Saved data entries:
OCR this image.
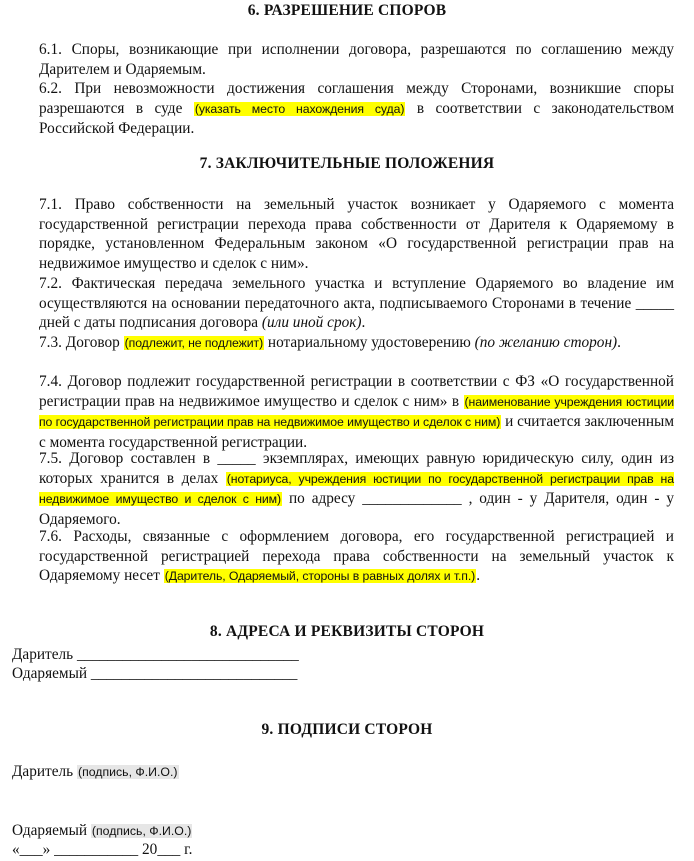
6. РАЗРЕШЕНИЕ СПОРОВ
6.1. Споры, возникающие при исполнении договора, разрешаются по соглашению между Дарителем и Одаряемым.
6.2. При невозможности достижения соглашения между Сторонами, возникшие споры разрешаются в суде (указать место нахождения суда) в соответствии с законодательством Российской Федерации.
7. ЗАКЛЮЧИТЕЛЬНЫЕ ПОЛОЖЕНИЯ
7.1. Право собственности на земельный участок возникает у Одаряемого с момента государственной регистрации перехода права собственности от Дарителя к Одаряемому в порядке, установленном Федеральным законом «О государственной регистрации прав на недвижимое имущество и сделок с ним».
7.2. Фактическая передача земельного участка и вступление Одаряемого во владение им осуществляются на основании передаточного акта, подписываемого Сторонами в течение _____ дней с даты подписания договора (или иной срок).
7.3. Договор (подлежит, не подлежит) нотариальному удостоверению (по желанию сторон).
7.4. Договор подлежит государственной регистрации в соответствии с ФЗ «О государственной регистрации прав на недвижимое имущество и сделок с ним» в (наименование учреждения юстиции по государственной регистрации прав на недвижимое имущество и сделок с ним) и считается заключенным с момента государственной регистрации.
7.5. Договор составлен в _____ экземплярах, имеющих равную юридическую силу, один из которых хранится в делах (нотариуса, учреждения юстиции по государственной регистрации прав на недвижимое имущество и сделок с ним) по адресу _____________ , один - у Дарителя, один - у Одаряемого.
7.6. Расходы, связанные с оформлением договора, его государственной регистрацией и государственной регистрацией перехода права собственности на земельный участок к Одаряемому несет (Даритель, Одаряемый, стороны в равных долях и т.п.).
8. АДРЕСА И РЕКВИЗИТЫ СТОРОН
Даритель _____________________________
Одаряемый ___________________________
9. ПОДПИСИ СТОРОН
Даритель (подпись, Ф.И.О.)
Одаряемый (подпись, Ф.И.О.)
«___» ___________ 20___ г.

*Task brief*
Do not include images; quote all of the entries above exactly.

*Response below*
OCR this image.
6. РАЗРЕШЕНИЕ СПОРОВ
6.1. Споры, возникающие при исполнении договора, разрешаются по соглашению между Дарителем и Одаряемым.
6.2. При невозможности достижения соглашения между Сторонами, возникшие споры разрешаются в суде (указать место нахождения суда) в соответствии с законодательством Российской Федерации.
7. ЗАКЛЮЧИТЕЛЬНЫЕ ПОЛОЖЕНИЯ
7.1. Право собственности на земельный участок возникает у Одаряемого с момента государственной регистрации перехода права собственности от Дарителя к Одаряемому в порядке, установленном Федеральным законом «О государственной регистрации прав на недвижимое имущество и сделок с ним».
7.2. Фактическая передача земельного участка и вступление Одаряемого во владение им осуществляются на основании передаточного акта, подписываемого Сторонами в течение _____ дней с даты подписания договора (или иной срок).
7.3. Договор (подлежит, не подлежит) нотариальному удостоверению (по желанию сторон).
7.4. Договор подлежит государственной регистрации в соответствии с ФЗ «О государственной регистрации прав на недвижимое имущество и сделок с ним» в (наименование учреждения юстиции по государственной регистрации прав на недвижимое имущество и сделок с ним) и считается заключенным с момента государственной регистрации.
7.5. Договор составлен в _____ экземплярах, имеющих равную юридическую силу, один из которых хранится в делах (нотариуса, учреждения юстиции по государственной регистрации прав на недвижимое имущество и сделок с ним) по адресу _____________ , один - у Дарителя, один - у Одаряемого.
7.6. Расходы, связанные с оформлением договора, его государственной регистрацией и государственной регистрацией перехода права собственности на земельный участок к Одаряемому несет (Даритель, Одаряемый, стороны в равных долях и т.п.).
8. АДРЕСА И РЕКВИЗИТЫ СТОРОН
Даритель _____________________________
Одаряемый ___________________________
9. ПОДПИСИ СТОРОН
Даритель (подпись, Ф.И.О.)
Одаряемый (подпись, Ф.И.О.)
«___» ___________ 20___ г.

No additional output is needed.